= Written request =
Locate the lines of the listing below that hold "this", then copy each of them.

==================================================

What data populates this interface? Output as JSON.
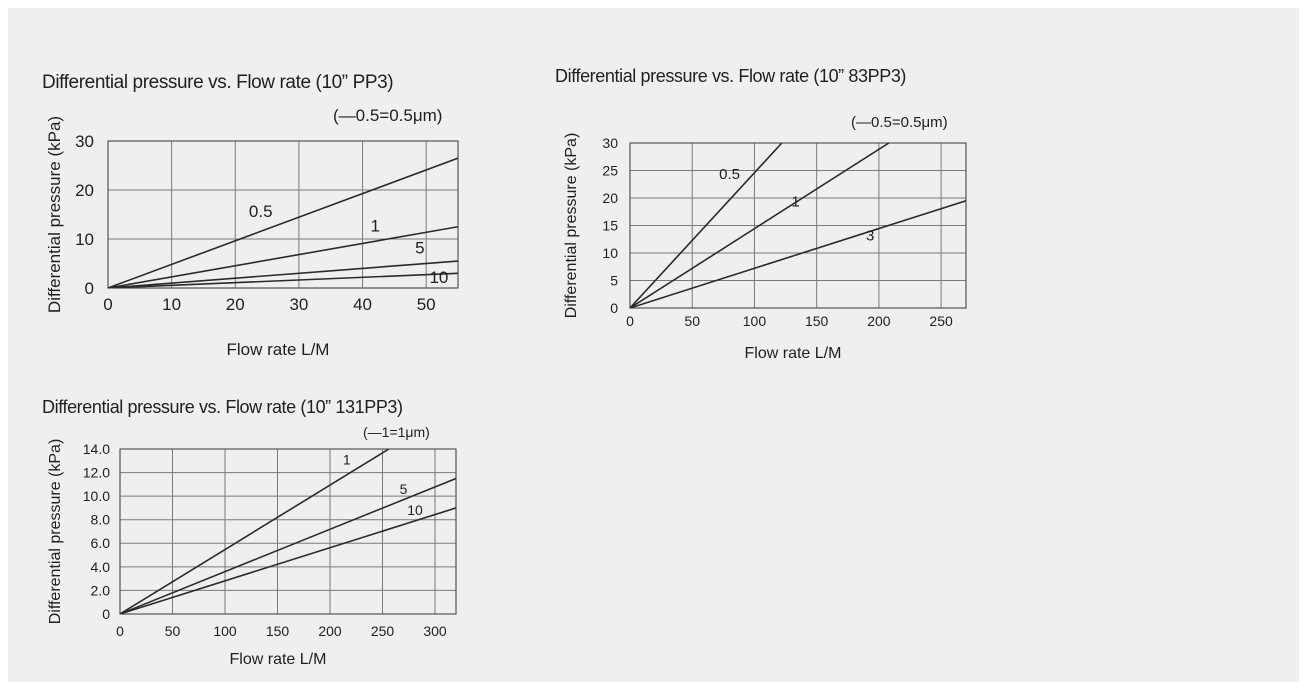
{
  "colors": {
    "background": "#efefef",
    "line": "#2a2a2a",
    "grid": "#7a7a7a"
  },
  "chart_data": [
    {
      "type": "line",
      "title": "Differential pressure vs. Flow rate (10” PP3)",
      "legend_note": "(—0.5=0.5μm)",
      "xlabel": "Flow rate L/M",
      "ylabel": "Differential pressure (kPa)",
      "xlim": [
        0,
        55
      ],
      "ylim": [
        0,
        30
      ],
      "xticks": [
        0,
        10,
        20,
        30,
        40,
        50
      ],
      "yticks": [
        0,
        10,
        20,
        30
      ],
      "xtick_labels": [
        "0",
        "10",
        "20",
        "30",
        "40",
        "50"
      ],
      "ytick_labels": [
        "0",
        "10",
        "20",
        "30"
      ],
      "grid": true,
      "series": [
        {
          "name": "0.5",
          "x": [
            0,
            55
          ],
          "y": [
            0,
            26.5
          ],
          "label_at": [
            24,
            14.5
          ]
        },
        {
          "name": "1",
          "x": [
            0,
            55
          ],
          "y": [
            0,
            12.5
          ],
          "label_at": [
            42,
            11.5
          ]
        },
        {
          "name": "5",
          "x": [
            0,
            55
          ],
          "y": [
            0,
            5.5
          ],
          "label_at": [
            49,
            7.0
          ]
        },
        {
          "name": "10",
          "x": [
            0,
            55
          ],
          "y": [
            0,
            3.0
          ],
          "label_at": [
            52,
            1.0
          ]
        }
      ]
    },
    {
      "type": "line",
      "title": "Differential pressure vs. Flow rate (10” 83PP3)",
      "legend_note": "(—0.5=0.5μm)",
      "xlabel": "Flow rate L/M",
      "ylabel": "Differential pressure (kPa)",
      "xlim": [
        0,
        270
      ],
      "ylim": [
        0,
        30
      ],
      "xticks": [
        0,
        50,
        100,
        150,
        200,
        250
      ],
      "yticks": [
        0,
        5,
        10,
        15,
        20,
        25,
        30
      ],
      "xtick_labels": [
        "0",
        "50",
        "100",
        "150",
        "200",
        "250"
      ],
      "ytick_labels": [
        "0",
        "5",
        "10",
        "15",
        "20",
        "25",
        "30"
      ],
      "grid": true,
      "series": [
        {
          "name": "0.5",
          "x": [
            0,
            122
          ],
          "y": [
            0,
            30
          ],
          "label_at": [
            80,
            23.5
          ]
        },
        {
          "name": "1",
          "x": [
            0,
            208
          ],
          "y": [
            0,
            30
          ],
          "label_at": [
            133,
            18.5
          ]
        },
        {
          "name": "3",
          "x": [
            0,
            270
          ],
          "y": [
            0,
            19.5
          ],
          "label_at": [
            193,
            12.3
          ]
        }
      ]
    },
    {
      "type": "line",
      "title": "Differential pressure vs. Flow rate (10” 131PP3)",
      "legend_note": "(—1=1μm)",
      "xlabel": "Flow rate L/M",
      "ylabel": "Differential pressure (kPa)",
      "xlim": [
        0,
        320
      ],
      "ylim": [
        0,
        14
      ],
      "xticks": [
        0,
        50,
        100,
        150,
        200,
        250,
        300
      ],
      "yticks": [
        0,
        2,
        4,
        6,
        8,
        10,
        12,
        14
      ],
      "xtick_labels": [
        "0",
        "50",
        "100",
        "150",
        "200",
        "250",
        "300"
      ],
      "ytick_labels": [
        "0",
        "2.0",
        "4.0",
        "6.0",
        "8.0",
        "10.0",
        "12.0",
        "14.0"
      ],
      "grid": true,
      "series": [
        {
          "name": "1",
          "x": [
            0,
            256
          ],
          "y": [
            0,
            14
          ],
          "label_at": [
            216,
            12.7
          ]
        },
        {
          "name": "5",
          "x": [
            0,
            320
          ],
          "y": [
            0,
            11.5
          ],
          "label_at": [
            270,
            10.2
          ]
        },
        {
          "name": "10",
          "x": [
            0,
            320
          ],
          "y": [
            0,
            9.0
          ],
          "label_at": [
            281,
            8.4
          ]
        }
      ]
    }
  ]
}
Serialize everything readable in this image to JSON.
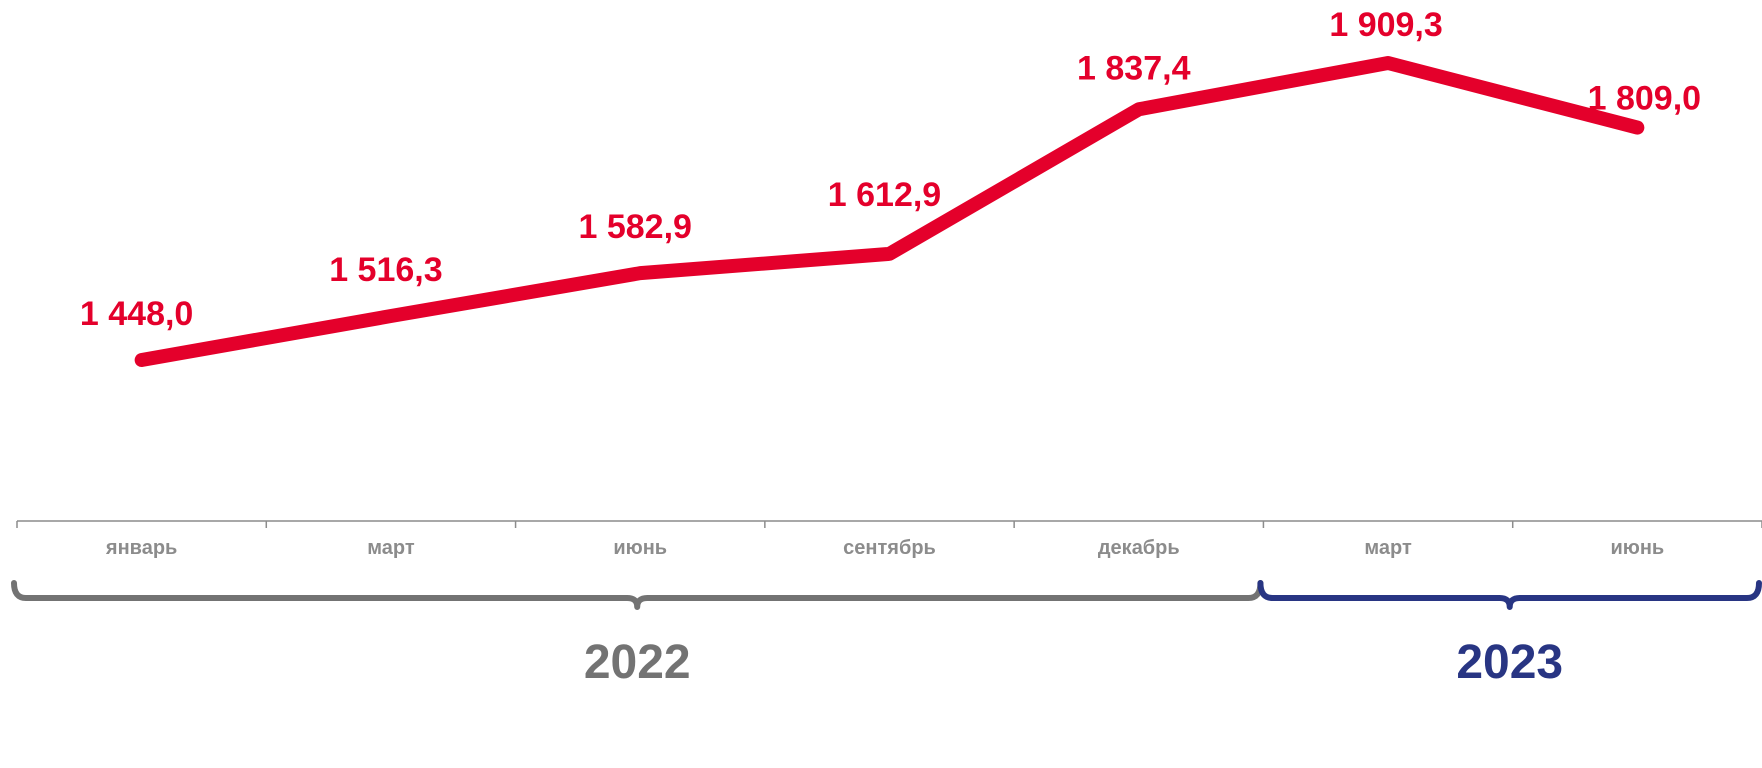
{
  "chart_data": {
    "type": "line",
    "title": "",
    "xlabel": "",
    "ylabel": "",
    "categories": [
      "январь",
      "март",
      "июнь",
      "сентябрь",
      "декабрь",
      "март",
      "июнь"
    ],
    "series": [
      {
        "values": [
          1448.0,
          1516.3,
          1582.9,
          1612.9,
          1837.4,
          1909.3,
          1809.0
        ],
        "labels": [
          "1 448,0",
          "1 516,3",
          "1 582,9",
          "1 612,9",
          "1 837,4",
          "1 909,3",
          "1 809,0"
        ],
        "color": "#e4002b"
      }
    ],
    "groups": [
      {
        "label": "2022",
        "from": 0,
        "to": 4,
        "color": "#737373"
      },
      {
        "label": "2023",
        "from": 5,
        "to": 6,
        "color": "#283583"
      }
    ],
    "grid": false,
    "axis_color": "#8c8c8c",
    "tick_label_color": "#8c8c8c"
  }
}
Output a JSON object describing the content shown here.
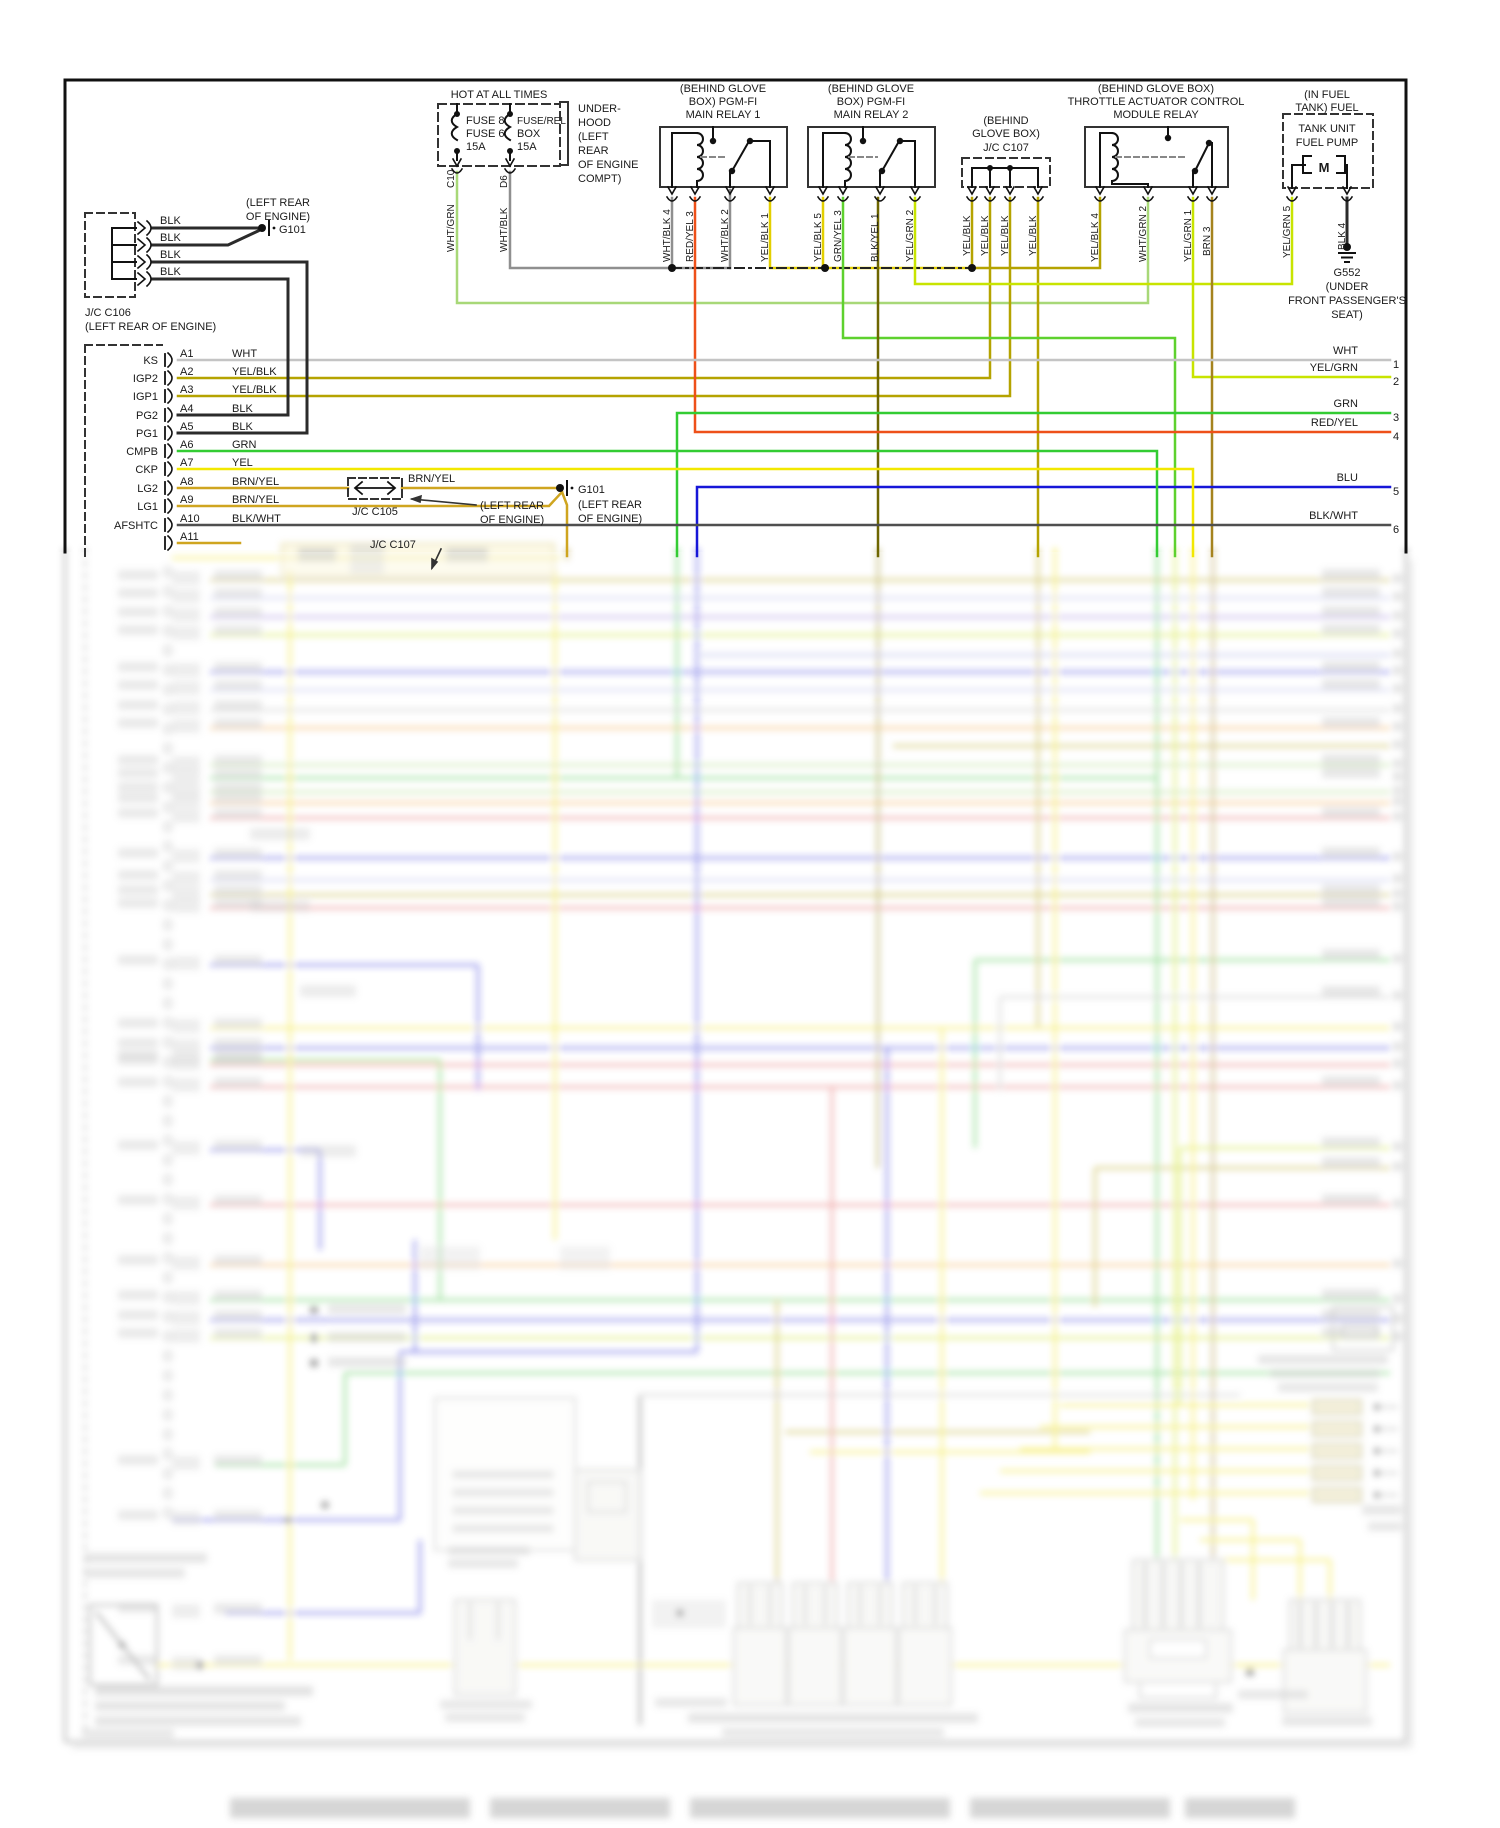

==================================================

= The answer =
What data populates this interface? Output as JSON.
Serialize everything readable in this image to JSON.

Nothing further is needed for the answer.